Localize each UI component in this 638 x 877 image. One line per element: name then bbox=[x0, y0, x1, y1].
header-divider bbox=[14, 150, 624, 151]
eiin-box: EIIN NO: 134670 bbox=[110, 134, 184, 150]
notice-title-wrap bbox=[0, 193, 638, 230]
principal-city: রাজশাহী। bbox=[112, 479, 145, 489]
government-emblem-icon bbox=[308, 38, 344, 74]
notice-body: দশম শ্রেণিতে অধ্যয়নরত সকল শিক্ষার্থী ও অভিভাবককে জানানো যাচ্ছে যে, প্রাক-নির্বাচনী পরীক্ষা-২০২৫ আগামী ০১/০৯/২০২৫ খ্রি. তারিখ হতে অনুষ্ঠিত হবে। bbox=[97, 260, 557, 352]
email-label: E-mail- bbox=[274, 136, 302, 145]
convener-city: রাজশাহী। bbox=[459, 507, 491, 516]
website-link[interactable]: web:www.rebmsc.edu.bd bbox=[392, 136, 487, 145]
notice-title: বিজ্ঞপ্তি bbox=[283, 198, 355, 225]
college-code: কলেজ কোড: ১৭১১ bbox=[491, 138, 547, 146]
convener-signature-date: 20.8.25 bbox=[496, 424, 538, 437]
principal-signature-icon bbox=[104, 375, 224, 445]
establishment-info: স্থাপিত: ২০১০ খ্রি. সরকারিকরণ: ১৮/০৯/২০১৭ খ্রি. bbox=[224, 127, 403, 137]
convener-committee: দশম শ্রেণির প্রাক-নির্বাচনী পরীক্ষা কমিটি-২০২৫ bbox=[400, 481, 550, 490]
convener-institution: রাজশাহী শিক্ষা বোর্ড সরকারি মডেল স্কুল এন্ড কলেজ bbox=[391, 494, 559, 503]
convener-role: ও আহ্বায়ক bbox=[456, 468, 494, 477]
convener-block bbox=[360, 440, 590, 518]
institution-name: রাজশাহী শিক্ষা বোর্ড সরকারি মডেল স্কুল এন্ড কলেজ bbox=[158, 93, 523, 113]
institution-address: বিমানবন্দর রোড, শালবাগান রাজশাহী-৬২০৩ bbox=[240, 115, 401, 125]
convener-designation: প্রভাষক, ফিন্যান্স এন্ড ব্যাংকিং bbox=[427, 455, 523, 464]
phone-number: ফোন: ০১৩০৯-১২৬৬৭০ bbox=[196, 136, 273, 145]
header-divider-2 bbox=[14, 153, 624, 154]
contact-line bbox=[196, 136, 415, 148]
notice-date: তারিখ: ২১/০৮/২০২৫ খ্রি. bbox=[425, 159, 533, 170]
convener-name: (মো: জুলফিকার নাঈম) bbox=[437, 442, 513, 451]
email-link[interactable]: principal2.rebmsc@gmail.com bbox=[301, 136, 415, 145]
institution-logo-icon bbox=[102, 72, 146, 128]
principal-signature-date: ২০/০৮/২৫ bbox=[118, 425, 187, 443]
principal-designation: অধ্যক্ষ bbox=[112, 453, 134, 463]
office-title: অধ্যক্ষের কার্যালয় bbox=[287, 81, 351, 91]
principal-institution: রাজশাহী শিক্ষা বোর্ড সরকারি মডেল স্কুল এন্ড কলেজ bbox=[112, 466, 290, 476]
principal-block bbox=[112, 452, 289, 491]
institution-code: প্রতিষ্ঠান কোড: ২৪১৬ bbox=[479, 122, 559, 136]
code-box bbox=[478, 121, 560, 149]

PROBLEM TO SOLVE: Please arrange the data above as a numbered list, leaving out any blank lines.

THE COMPLETED TASK:
1. Localize each UI component in this 638 x 877 image. One line per element: name then bbox=[x0, y0, x1, y1].
2. header-divider bbox=[14, 150, 624, 151]
3. eiin-box: EIIN NO: 134670 bbox=[110, 134, 184, 150]
4. notice-title-wrap bbox=[0, 193, 638, 230]
5. principal-city: রাজশাহী। bbox=[112, 479, 145, 489]
6. government-emblem-icon bbox=[308, 38, 344, 74]
7. notice-body: দশম শ্রেণিতে অধ্যয়নরত সকল শিক্ষার্থী ও অভিভাবককে জানানো যাচ্ছে যে, প্রাক-নির্বাচনী পরীক্ষা-২০২৫ আগামী ০১/০৯/২০২৫ খ্রি. তারিখ হতে অনুষ্ঠিত হবে। bbox=[97, 260, 557, 352]
8. email-label: E-mail- bbox=[274, 136, 302, 145]
9. convener-city: রাজশাহী। bbox=[459, 507, 491, 516]
10. website-link[interactable]: web:www.rebmsc.edu.bd bbox=[392, 136, 487, 145]
11. notice-title: বিজ্ঞপ্তি bbox=[283, 198, 355, 225]
12. college-code: কলেজ কোড: ১৭১১ bbox=[491, 138, 547, 146]
13. convener-signature-date: 20.8.25 bbox=[496, 424, 538, 437]
14. principal-signature-icon bbox=[104, 375, 224, 445]
15. establishment-info: স্থাপিত: ২০১০ খ্রি. সরকারিকরণ: ১৮/০৯/২০১৭ খ্রি. bbox=[224, 127, 403, 137]
16. convener-committee: দশম শ্রেণির প্রাক-নির্বাচনী পরীক্ষা কমিটি-২০২৫ bbox=[400, 481, 550, 490]
17. convener-institution: রাজশাহী শিক্ষা বোর্ড সরকারি মডেল স্কুল এন্ড কলেজ bbox=[391, 494, 559, 503]
18. convener-role: ও আহ্বায়ক bbox=[456, 468, 494, 477]
19. convener-block bbox=[360, 440, 590, 518]
20. institution-name: রাজশাহী শিক্ষা বোর্ড সরকারি মডেল স্কুল এন্ড কলেজ bbox=[158, 93, 523, 113]
21. institution-address: বিমানবন্দর রোড, শালবাগান রাজশাহী-৬২০৩ bbox=[240, 115, 401, 125]
22. convener-designation: প্রভাষক, ফিন্যান্স এন্ড ব্যাংকিং bbox=[427, 455, 523, 464]
23. phone-number: ফোন: ০১৩০৯-১২৬৬৭০ bbox=[196, 136, 273, 145]
24. header-divider-2 bbox=[14, 153, 624, 154]
25. contact-line bbox=[196, 136, 415, 148]
26. notice-date: তারিখ: ২১/০৮/২০২৫ খ্রি. bbox=[425, 159, 533, 170]
27. convener-name: (মো: জুলফিকার নাঈম) bbox=[437, 442, 513, 451]
28. email-link[interactable]: principal2.rebmsc@gmail.com bbox=[301, 136, 415, 145]
29. institution-logo-icon bbox=[102, 72, 146, 128]
30. principal-signature-date: ২০/০৮/২৫ bbox=[118, 425, 187, 443]
31. principal-designation: অধ্যক্ষ bbox=[112, 453, 134, 463]
32. office-title: অধ্যক্ষের কার্যালয় bbox=[287, 81, 351, 91]
33. principal-institution: রাজশাহী শিক্ষা বোর্ড সরকারি মডেল স্কুল এন্ড কলেজ bbox=[112, 466, 290, 476]
34. principal-block bbox=[112, 452, 289, 491]
35. institution-code: প্রতিষ্ঠান কোড: ২৪১৬ bbox=[479, 122, 559, 136]
36. code-box bbox=[478, 121, 560, 149]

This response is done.